Copy every line of the records below where the word "litigation" occurs.
────
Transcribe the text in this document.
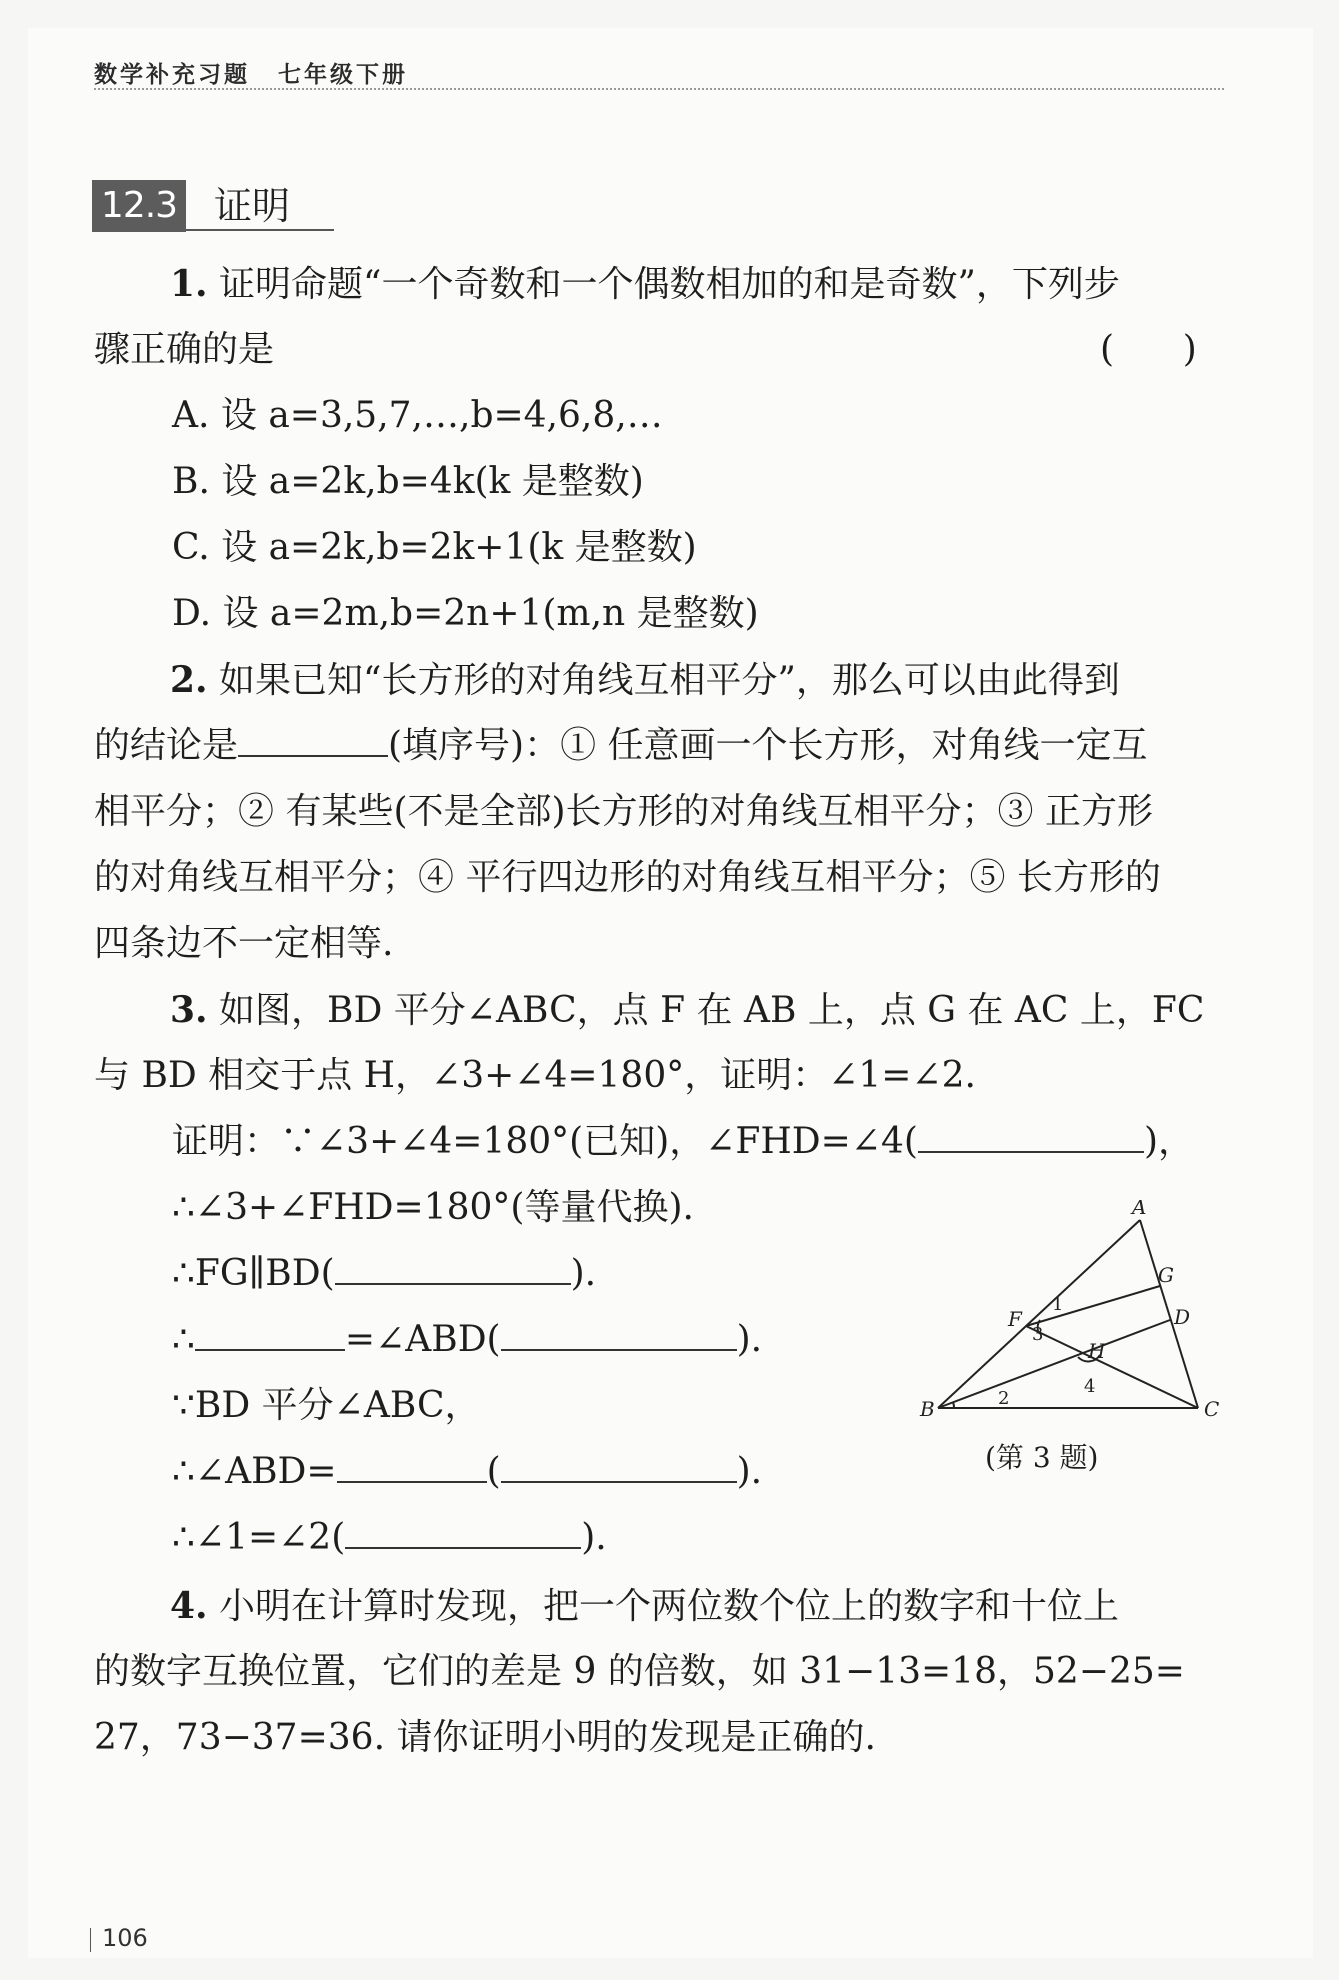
数学补充习题 七年级下册
12.3 证明
1. 证明命题“一个奇数和一个偶数相加的和是奇数”，下列步
骤正确的是	(      )
A. 设 a=3,5,7,…,b=4,6,8,…
B. 设 a=2k,b=4k(k 是整数)
C. 设 a=2k,b=2k+1(k 是整数)
D. 设 a=2m,b=2n+1(m,n 是整数)
2. 如果已知“长方形的对角线互相平分”，那么可以由此得到
的结论是	(填序号)：① 任意画一个长方形，对角线一定互
相平分；② 有某些(不是全部)长方形的对角线互相平分；③ 正方形
的对角线互相平分；④ 平行四边形的对角线互相平分；⑤ 长方形的
四条边不一定相等.
3. 如图，BD 平分∠ABC，点 F 在 AB 上，点 G 在 AC 上，FC
与 BD 相交于点 H，∠3+∠4=180°，证明：∠1=∠2.
证明：∵∠3+∠4=180°(已知)，∠FHD=∠4(	)，
∴∠3+∠FHD=180°(等量代换).
∴FG∥BD(	).
∴	=∠ABD(	).
∵BD 平分∠ABC，
∴∠ABD=	(	).
∴∠1=∠2(	).
A
B	C
D
F
G
H
1
2
3
4
(第 3 题)
4. 小明在计算时发现，把一个两位数个位上的数字和十位上
的数字互换位置，它们的差是 9 的倍数，如 31−13=18，52−25=
27，73−37=36. 请你证明小明的发现是正确的.
106
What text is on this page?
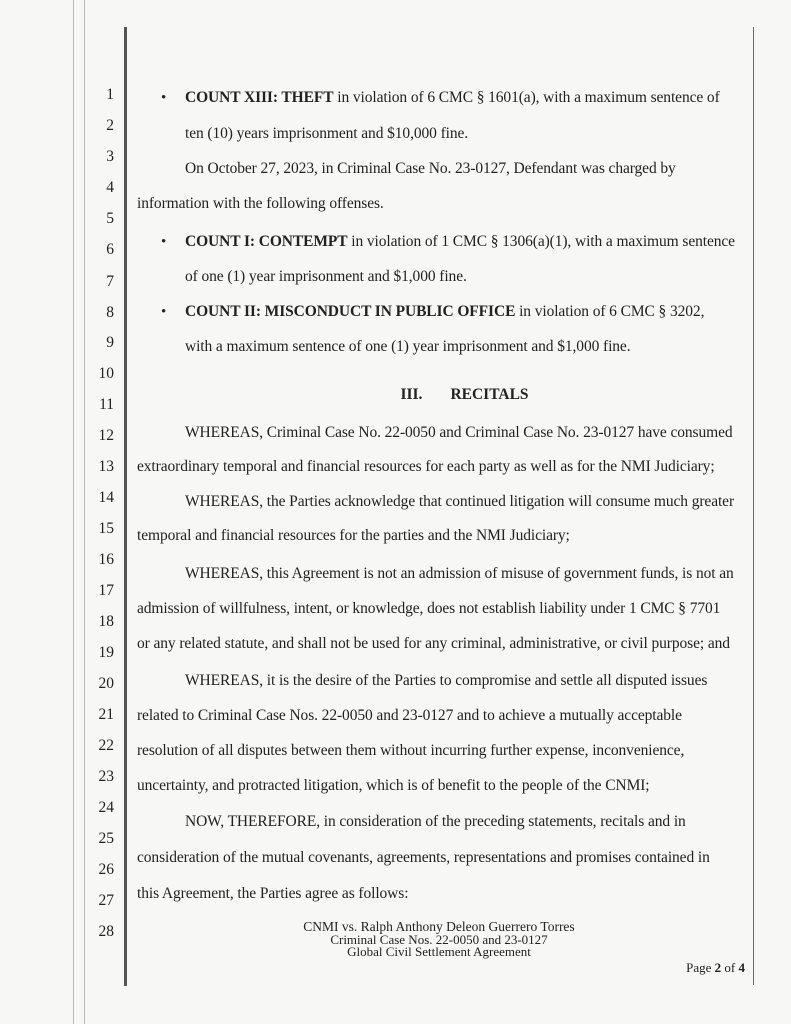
1
2
3
4
5
6
7
8
9
10
11
12
13
14
15
16
17
18
19
20
21
22
23
24
25
26
27
28
• COUNT XIII: THEFT in violation of 6 CMC § 1601(a), with a maximum sentence of
ten (10) years imprisonment and $10,000 fine.
On October 27, 2023, in Criminal Case No. 23-0127, Defendant was charged by
information with the following offenses.
• COUNT I: CONTEMPT in violation of 1 CMC § 1306(a)(1), with a maximum sentence
of one (1) year imprisonment and $1,000 fine.
• COUNT II: MISCONDUCT IN PUBLIC OFFICE in violation of 6 CMC § 3202,
with a maximum sentence of one (1) year imprisonment and $1,000 fine.
III. RECITALS
WHEREAS, Criminal Case No. 22-0050 and Criminal Case No. 23-0127 have consumed
extraordinary temporal and financial resources for each party as well as for the NMI Judiciary;
WHEREAS, the Parties acknowledge that continued litigation will consume much greater
temporal and financial resources for the parties and the NMI Judiciary;
WHEREAS, this Agreement is not an admission of misuse of government funds, is not an
admission of willfulness, intent, or knowledge, does not establish liability under 1 CMC § 7701
or any related statute, and shall not be used for any criminal, administrative, or civil purpose; and
WHEREAS, it is the desire of the Parties to compromise and settle all disputed issues
related to Criminal Case Nos. 22-0050 and 23-0127 and to achieve a mutually acceptable
resolution of all disputes between them without incurring further expense, inconvenience,
uncertainty, and protracted litigation, which is of benefit to the people of the CNMI;
NOW, THEREFORE, in consideration of the preceding statements, recitals and in
consideration of the mutual covenants, agreements, representations and promises contained in
this Agreement, the Parties agree as follows:
CNMI vs. Ralph Anthony Deleon Guerrero Torres
Criminal Case Nos. 22-0050 and 23-0127
Global Civil Settlement Agreement
Page 2 of 4
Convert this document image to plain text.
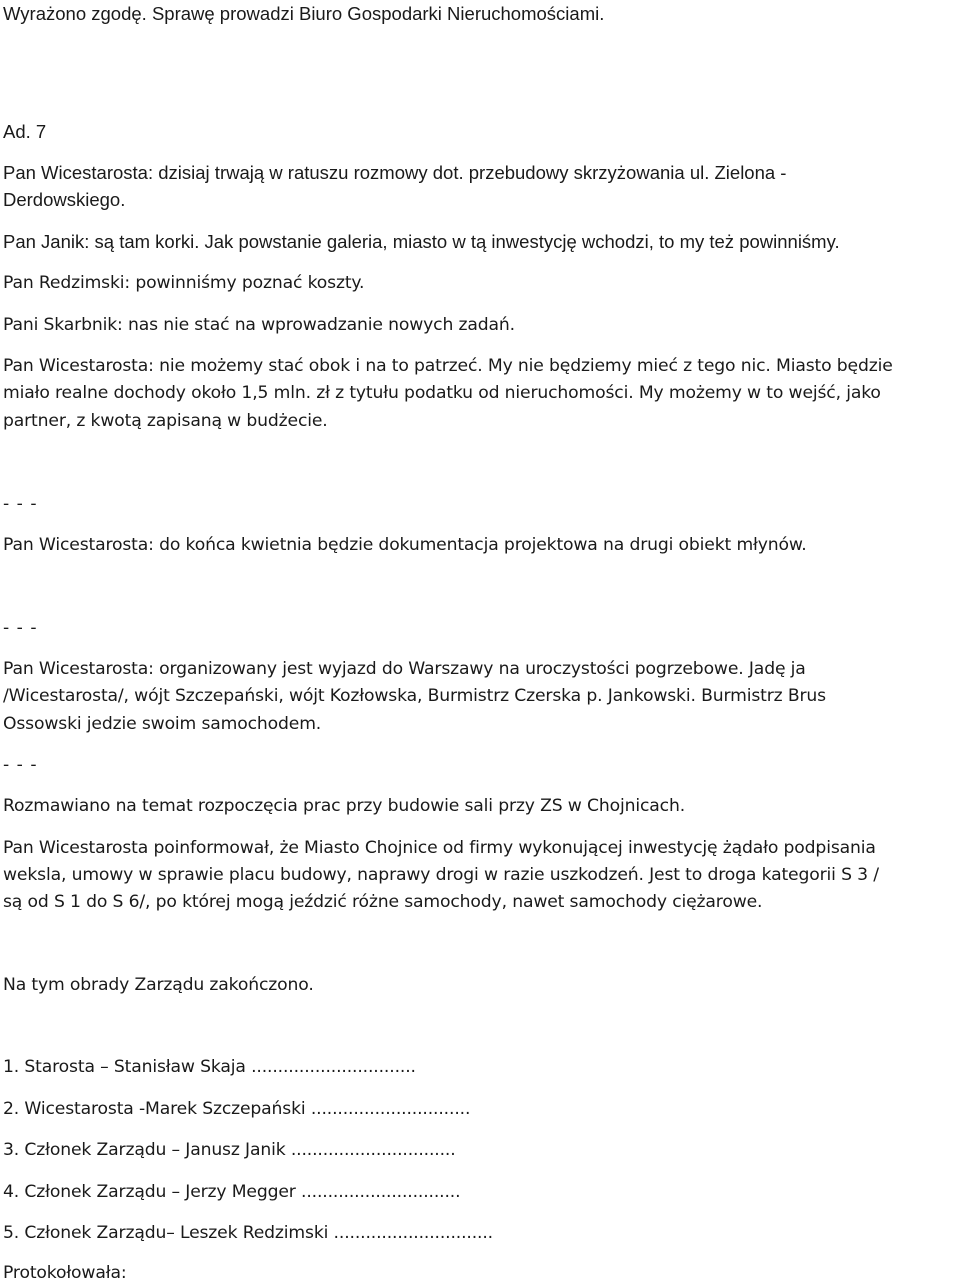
Wyrażono zgodę. Sprawę prowadzi Biuro Gospodarki Nieruchomościami.

Ad. 7

Pan Wicestarosta: dzisiaj trwają w ratuszu rozmowy dot. przebudowy skrzyżowania ul. Zielona -

Derdowskiego.

Pan Janik: są tam korki. Jak powstanie galeria, miasto w tą inwestycję wchodzi, to my też powinniśmy.

Pan Redzimski: powinniśmy poznać koszty.

Pani Skarbnik: nas nie stać na wprowadzanie nowych zadań.

Pan Wicestarosta: nie możemy stać obok i na to patrzeć. My nie będziemy mieć z tego nic. Miasto będzie

miało realne dochody około 1,5 mln. zł z tytułu podatku od nieruchomości. My możemy w to wejść, jako

partner, z kwotą zapisaną w budżecie.

- - -

Pan Wicestarosta: do końca kwietnia będzie dokumentacja projektowa na drugi obiekt młynów.

- - -

Pan Wicestarosta: organizowany jest wyjazd do Warszawy na uroczystości pogrzebowe. Jadę ja

/Wicestarosta/, wójt Szczepański, wójt Kozłowska, Burmistrz Czerska p. Jankowski. Burmistrz Brus

Ossowski jedzie swoim samochodem.

- - -

Rozmawiano na temat rozpoczęcia prac przy budowie sali przy ZS w Chojnicach.

Pan Wicestarosta poinformował, że Miasto Chojnice od firmy wykonującej inwestycję żądało podpisania

weksla, umowy w sprawie placu budowy, naprawy drogi w razie uszkodzeń. Jest to droga kategorii S 3 /

są od S 1 do S 6/, po której mogą jeździć różne samochody, nawet samochody ciężarowe.

Na tym obrady Zarządu zakończono.

1. Starosta – Stanisław Skaja ...............................

2. Wicestarosta -Marek Szczepański ..............................

3. Członek Zarządu – Janusz Janik ...............................

4. Członek Zarządu – Jerzy Megger ..............................

5. Członek Zarządu– Leszek Redzimski ..............................

Protokołowała:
────
[Response to this exercise]
WHEREAS, the Parties acknowledge that continued litigation will consume much greater
uncertainty, and protracted litigation, which is of benefit to the people of the CNMI;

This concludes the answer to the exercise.